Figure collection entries
──────────

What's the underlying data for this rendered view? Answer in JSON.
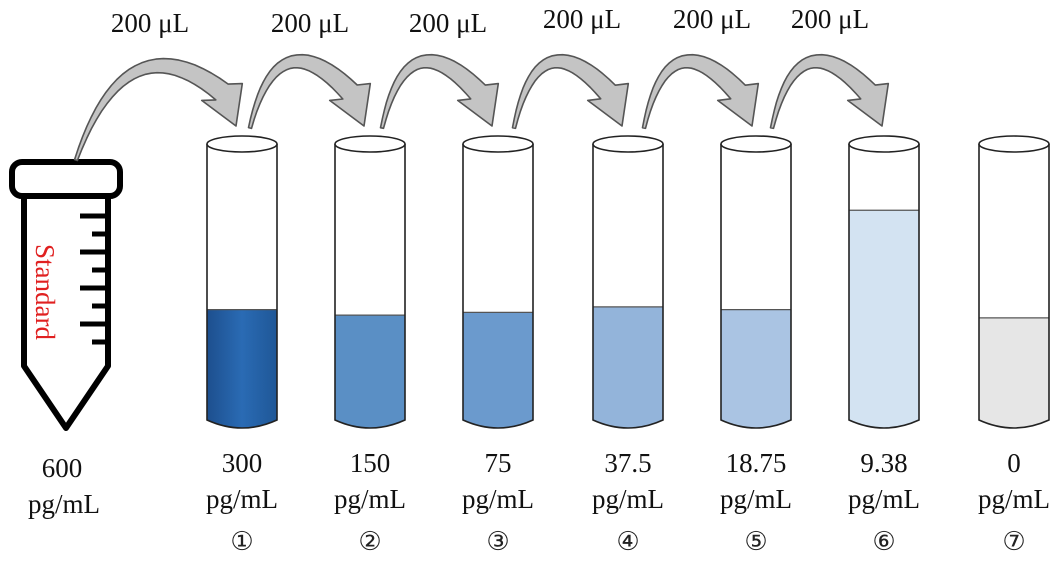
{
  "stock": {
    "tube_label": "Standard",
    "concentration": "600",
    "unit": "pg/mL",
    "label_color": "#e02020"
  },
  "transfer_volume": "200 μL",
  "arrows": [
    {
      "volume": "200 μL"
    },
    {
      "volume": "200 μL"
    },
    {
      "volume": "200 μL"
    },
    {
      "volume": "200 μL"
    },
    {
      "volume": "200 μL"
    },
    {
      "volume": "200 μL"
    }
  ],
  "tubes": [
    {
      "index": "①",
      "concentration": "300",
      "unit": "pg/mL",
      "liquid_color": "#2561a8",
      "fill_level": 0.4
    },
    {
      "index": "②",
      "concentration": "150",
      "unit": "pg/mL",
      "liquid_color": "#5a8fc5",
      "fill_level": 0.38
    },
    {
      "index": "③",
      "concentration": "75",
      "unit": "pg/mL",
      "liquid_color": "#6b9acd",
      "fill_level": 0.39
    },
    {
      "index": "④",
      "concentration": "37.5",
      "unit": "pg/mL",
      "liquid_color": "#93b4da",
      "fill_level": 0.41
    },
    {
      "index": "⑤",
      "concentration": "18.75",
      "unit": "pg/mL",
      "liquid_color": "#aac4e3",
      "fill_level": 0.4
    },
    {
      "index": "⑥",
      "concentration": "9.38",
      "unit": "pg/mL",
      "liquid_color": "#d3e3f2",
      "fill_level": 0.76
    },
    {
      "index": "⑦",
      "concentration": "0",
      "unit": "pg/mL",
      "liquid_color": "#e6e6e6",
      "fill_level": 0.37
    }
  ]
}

──────────

> **Problem to work on**
Transcribe the complete set of entries verbatim. No pictures belong in the copy.

> **Exercise result**
What's the underlying data for this rendered view? Answer in JSON.
{
  "stock": {
    "tube_label": "Standard",
    "concentration": "600",
    "unit": "pg/mL",
    "label_color": "#e02020"
  },
  "transfer_volume": "200 μL",
  "arrows": [
    {
      "volume": "200 μL"
    },
    {
      "volume": "200 μL"
    },
    {
      "volume": "200 μL"
    },
    {
      "volume": "200 μL"
    },
    {
      "volume": "200 μL"
    },
    {
      "volume": "200 μL"
    }
  ],
  "tubes": [
    {
      "index": "①",
      "concentration": "300",
      "unit": "pg/mL",
      "liquid_color": "#2561a8",
      "fill_level": 0.4
    },
    {
      "index": "②",
      "concentration": "150",
      "unit": "pg/mL",
      "liquid_color": "#5a8fc5",
      "fill_level": 0.38
    },
    {
      "index": "③",
      "concentration": "75",
      "unit": "pg/mL",
      "liquid_color": "#6b9acd",
      "fill_level": 0.39
    },
    {
      "index": "④",
      "concentration": "37.5",
      "unit": "pg/mL",
      "liquid_color": "#93b4da",
      "fill_level": 0.41
    },
    {
      "index": "⑤",
      "concentration": "18.75",
      "unit": "pg/mL",
      "liquid_color": "#aac4e3",
      "fill_level": 0.4
    },
    {
      "index": "⑥",
      "concentration": "9.38",
      "unit": "pg/mL",
      "liquid_color": "#d3e3f2",
      "fill_level": 0.76
    },
    {
      "index": "⑦",
      "concentration": "0",
      "unit": "pg/mL",
      "liquid_color": "#e6e6e6",
      "fill_level": 0.37
    }
  ]
}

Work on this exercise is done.